_BRIEF_. Extract all of the data and reproduce it precisely.

----- DATA

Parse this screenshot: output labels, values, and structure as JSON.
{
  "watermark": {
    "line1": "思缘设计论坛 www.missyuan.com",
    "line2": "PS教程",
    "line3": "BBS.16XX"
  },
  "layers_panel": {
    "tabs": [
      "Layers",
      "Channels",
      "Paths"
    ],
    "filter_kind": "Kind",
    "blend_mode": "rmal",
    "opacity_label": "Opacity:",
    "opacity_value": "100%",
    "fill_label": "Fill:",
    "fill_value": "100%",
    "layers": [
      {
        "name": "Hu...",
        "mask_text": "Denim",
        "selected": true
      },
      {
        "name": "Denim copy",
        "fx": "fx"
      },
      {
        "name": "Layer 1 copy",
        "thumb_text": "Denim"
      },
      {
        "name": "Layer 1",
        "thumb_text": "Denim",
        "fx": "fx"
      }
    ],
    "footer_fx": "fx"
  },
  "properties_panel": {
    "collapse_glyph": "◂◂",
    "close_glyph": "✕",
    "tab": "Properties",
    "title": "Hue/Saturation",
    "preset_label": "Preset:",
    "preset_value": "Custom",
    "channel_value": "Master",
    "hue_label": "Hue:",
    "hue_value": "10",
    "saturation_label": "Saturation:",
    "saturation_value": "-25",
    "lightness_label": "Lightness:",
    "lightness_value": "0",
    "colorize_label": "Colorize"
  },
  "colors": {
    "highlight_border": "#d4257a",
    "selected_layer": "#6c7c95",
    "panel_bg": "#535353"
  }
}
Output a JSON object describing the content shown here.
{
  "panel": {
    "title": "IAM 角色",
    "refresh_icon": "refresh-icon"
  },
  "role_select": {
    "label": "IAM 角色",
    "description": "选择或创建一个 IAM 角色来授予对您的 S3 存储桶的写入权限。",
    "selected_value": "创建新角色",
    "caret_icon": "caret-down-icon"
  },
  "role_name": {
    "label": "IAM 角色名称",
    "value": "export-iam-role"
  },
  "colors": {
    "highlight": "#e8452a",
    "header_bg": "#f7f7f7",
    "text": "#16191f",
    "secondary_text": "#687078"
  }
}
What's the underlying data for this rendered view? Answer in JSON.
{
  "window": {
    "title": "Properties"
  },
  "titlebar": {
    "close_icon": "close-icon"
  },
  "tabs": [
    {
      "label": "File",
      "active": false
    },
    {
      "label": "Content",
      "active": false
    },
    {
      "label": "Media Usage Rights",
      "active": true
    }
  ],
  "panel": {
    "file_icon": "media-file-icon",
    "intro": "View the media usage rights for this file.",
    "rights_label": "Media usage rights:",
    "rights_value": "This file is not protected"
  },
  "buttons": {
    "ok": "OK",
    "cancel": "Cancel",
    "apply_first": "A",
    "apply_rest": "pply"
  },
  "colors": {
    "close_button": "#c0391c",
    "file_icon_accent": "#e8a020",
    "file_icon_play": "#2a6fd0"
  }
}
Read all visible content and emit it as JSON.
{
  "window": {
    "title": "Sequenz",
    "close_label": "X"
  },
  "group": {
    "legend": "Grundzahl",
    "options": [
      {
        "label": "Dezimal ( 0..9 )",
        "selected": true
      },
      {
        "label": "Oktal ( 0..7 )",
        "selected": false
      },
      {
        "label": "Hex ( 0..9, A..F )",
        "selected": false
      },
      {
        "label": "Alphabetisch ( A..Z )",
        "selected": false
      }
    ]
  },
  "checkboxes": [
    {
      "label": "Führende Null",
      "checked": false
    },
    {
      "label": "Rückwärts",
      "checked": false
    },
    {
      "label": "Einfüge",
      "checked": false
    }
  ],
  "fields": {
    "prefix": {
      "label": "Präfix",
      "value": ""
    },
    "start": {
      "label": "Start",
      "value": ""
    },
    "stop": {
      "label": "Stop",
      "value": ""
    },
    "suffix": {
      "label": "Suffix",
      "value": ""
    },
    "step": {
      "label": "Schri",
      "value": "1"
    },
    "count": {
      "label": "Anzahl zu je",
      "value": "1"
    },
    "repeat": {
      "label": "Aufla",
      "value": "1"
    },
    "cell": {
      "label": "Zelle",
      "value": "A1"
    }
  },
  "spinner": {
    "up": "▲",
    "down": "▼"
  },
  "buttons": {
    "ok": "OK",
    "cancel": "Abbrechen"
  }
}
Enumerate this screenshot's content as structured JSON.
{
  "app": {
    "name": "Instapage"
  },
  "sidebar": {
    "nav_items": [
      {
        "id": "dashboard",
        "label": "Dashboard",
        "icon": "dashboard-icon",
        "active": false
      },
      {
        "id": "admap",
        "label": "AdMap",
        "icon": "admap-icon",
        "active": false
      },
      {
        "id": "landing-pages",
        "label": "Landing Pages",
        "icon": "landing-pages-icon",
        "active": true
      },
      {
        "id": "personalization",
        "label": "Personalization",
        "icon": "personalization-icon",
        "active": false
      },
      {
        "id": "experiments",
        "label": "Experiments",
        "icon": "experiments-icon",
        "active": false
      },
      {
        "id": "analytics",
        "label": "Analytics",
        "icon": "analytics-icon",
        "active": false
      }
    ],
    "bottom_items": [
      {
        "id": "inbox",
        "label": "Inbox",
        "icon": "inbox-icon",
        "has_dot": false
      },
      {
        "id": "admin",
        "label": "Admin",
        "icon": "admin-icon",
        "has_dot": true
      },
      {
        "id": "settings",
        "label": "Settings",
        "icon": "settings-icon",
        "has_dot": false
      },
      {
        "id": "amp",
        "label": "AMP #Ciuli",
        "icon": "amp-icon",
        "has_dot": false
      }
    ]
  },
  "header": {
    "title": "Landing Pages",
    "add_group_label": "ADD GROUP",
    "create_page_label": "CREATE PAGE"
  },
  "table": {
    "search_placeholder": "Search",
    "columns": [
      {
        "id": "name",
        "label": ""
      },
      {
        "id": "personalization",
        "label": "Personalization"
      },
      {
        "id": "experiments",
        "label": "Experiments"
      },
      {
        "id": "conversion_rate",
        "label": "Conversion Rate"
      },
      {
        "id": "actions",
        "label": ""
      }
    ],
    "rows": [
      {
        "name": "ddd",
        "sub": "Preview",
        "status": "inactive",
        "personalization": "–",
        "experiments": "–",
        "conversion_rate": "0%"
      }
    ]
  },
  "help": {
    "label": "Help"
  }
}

----------

_EXERCISE RESPONSE_.
Parse this screenshot: output labels, values, and structure as JSON.
{
  "watermark": {
    "line1": "思缘设计论坛 www.missyuan.com",
    "line2": "PS教程",
    "line3": "BBS.16XX"
  },
  "layers_panel": {
    "tabs": [
      "Layers",
      "Channels",
      "Paths"
    ],
    "filter_kind": "Kind",
    "blend_mode": "rmal",
    "opacity_label": "Opacity:",
    "opacity_value": "100%",
    "fill_label": "Fill:",
    "fill_value": "100%",
    "layers": [
      {
        "name": "Hu...",
        "mask_text": "Denim",
        "selected": true
      },
      {
        "name": "Denim copy",
        "fx": "fx"
      },
      {
        "name": "Layer 1 copy",
        "thumb_text": "Denim"
      },
      {
        "name": "Layer 1",
        "thumb_text": "Denim",
        "fx": "fx"
      }
    ],
    "footer_fx": "fx"
  },
  "properties_panel": {
    "collapse_glyph": "◂◂",
    "close_glyph": "✕",
    "tab": "Properties",
    "title": "Hue/Saturation",
    "preset_label": "Preset:",
    "preset_value": "Custom",
    "channel_value": "Master",
    "hue_label": "Hue:",
    "hue_value": "10",
    "saturation_label": "Saturation:",
    "saturation_value": "-25",
    "lightness_label": "Lightness:",
    "lightness_value": "0",
    "colorize_label": "Colorize"
  },
  "colors": {
    "highlight_border": "#d4257a",
    "selected_layer": "#6c7c95",
    "panel_bg": "#535353"
  }
}
Output a JSON object describing the content shown here.
{
  "panel": {
    "title": "IAM 角色",
    "refresh_icon": "refresh-icon"
  },
  "role_select": {
    "label": "IAM 角色",
    "description": "选择或创建一个 IAM 角色来授予对您的 S3 存储桶的写入权限。",
    "selected_value": "创建新角色",
    "caret_icon": "caret-down-icon"
  },
  "role_name": {
    "label": "IAM 角色名称",
    "value": "export-iam-role"
  },
  "colors": {
    "highlight": "#e8452a",
    "header_bg": "#f7f7f7",
    "text": "#16191f",
    "secondary_text": "#687078"
  }
}
What's the underlying data for this rendered view? Answer in JSON.
{
  "window": {
    "title": "Properties"
  },
  "titlebar": {
    "close_icon": "close-icon"
  },
  "tabs": [
    {
      "label": "File",
      "active": false
    },
    {
      "label": "Content",
      "active": false
    },
    {
      "label": "Media Usage Rights",
      "active": true
    }
  ],
  "panel": {
    "file_icon": "media-file-icon",
    "intro": "View the media usage rights for this file.",
    "rights_label": "Media usage rights:",
    "rights_value": "This file is not protected"
  },
  "buttons": {
    "ok": "OK",
    "cancel": "Cancel",
    "apply_first": "A",
    "apply_rest": "pply"
  },
  "colors": {
    "close_button": "#c0391c",
    "file_icon_accent": "#e8a020",
    "file_icon_play": "#2a6fd0"
  }
}
Read all visible content and emit it as JSON.
{
  "window": {
    "title": "Sequenz",
    "close_label": "X"
  },
  "group": {
    "legend": "Grundzahl",
    "options": [
      {
        "label": "Dezimal ( 0..9 )",
        "selected": true
      },
      {
        "label": "Oktal ( 0..7 )",
        "selected": false
      },
      {
        "label": "Hex ( 0..9, A..F )",
        "selected": false
      },
      {
        "label": "Alphabetisch ( A..Z )",
        "selected": false
      }
    ]
  },
  "checkboxes": [
    {
      "label": "Führende Null",
      "checked": false
    },
    {
      "label": "Rückwärts",
      "checked": false
    },
    {
      "label": "Einfüge",
      "checked": false
    }
  ],
  "fields": {
    "prefix": {
      "label": "Präfix",
      "value": ""
    },
    "start": {
      "label": "Start",
      "value": ""
    },
    "stop": {
      "label": "Stop",
      "value": ""
    },
    "suffix": {
      "label": "Suffix",
      "value": ""
    },
    "step": {
      "label": "Schri",
      "value": "1"
    },
    "count": {
      "label": "Anzahl zu je",
      "value": "1"
    },
    "repeat": {
      "label": "Aufla",
      "value": "1"
    },
    "cell": {
      "label": "Zelle",
      "value": "A1"
    }
  },
  "spinner": {
    "up": "▲",
    "down": "▼"
  },
  "buttons": {
    "ok": "OK",
    "cancel": "Abbrechen"
  }
}
Enumerate this screenshot's content as structured JSON.
{
  "app": {
    "name": "Instapage"
  },
  "sidebar": {
    "nav_items": [
      {
        "id": "dashboard",
        "label": "Dashboard",
        "icon": "dashboard-icon",
        "active": false
      },
      {
        "id": "admap",
        "label": "AdMap",
        "icon": "admap-icon",
        "active": false
      },
      {
        "id": "landing-pages",
        "label": "Landing Pages",
        "icon": "landing-pages-icon",
        "active": true
      },
      {
        "id": "personalization",
        "label": "Personalization",
        "icon": "personalization-icon",
        "active": false
      },
      {
        "id": "experiments",
        "label": "Experiments",
        "icon": "experiments-icon",
        "active": false
      },
      {
        "id": "analytics",
        "label": "Analytics",
        "icon": "analytics-icon",
        "active": false
      }
    ],
    "bottom_items": [
      {
        "id": "inbox",
        "label": "Inbox",
        "icon": "inbox-icon",
        "has_dot": false
      },
      {
        "id": "admin",
        "label": "Admin",
        "icon": "admin-icon",
        "has_dot": true
      },
      {
        "id": "settings",
        "label": "Settings",
        "icon": "settings-icon",
        "has_dot": false
      },
      {
        "id": "amp",
        "label": "AMP #Ciuli",
        "icon": "amp-icon",
        "has_dot": false
      }
    ]
  },
  "header": {
    "title": "Landing Pages",
    "add_group_label": "ADD GROUP",
    "create_page_label": "CREATE PAGE"
  },
  "table": {
    "search_placeholder": "Search",
    "columns": [
      {
        "id": "name",
        "label": ""
      },
      {
        "id": "personalization",
        "label": "Personalization"
      },
      {
        "id": "experiments",
        "label": "Experiments"
      },
      {
        "id": "conversion_rate",
        "label": "Conversion Rate"
      },
      {
        "id": "actions",
        "label": ""
      }
    ],
    "rows": [
      {
        "name": "ddd",
        "sub": "Preview",
        "status": "inactive",
        "personalization": "–",
        "experiments": "–",
        "conversion_rate": "0%"
      }
    ]
  },
  "help": {
    "label": "Help"
  }
}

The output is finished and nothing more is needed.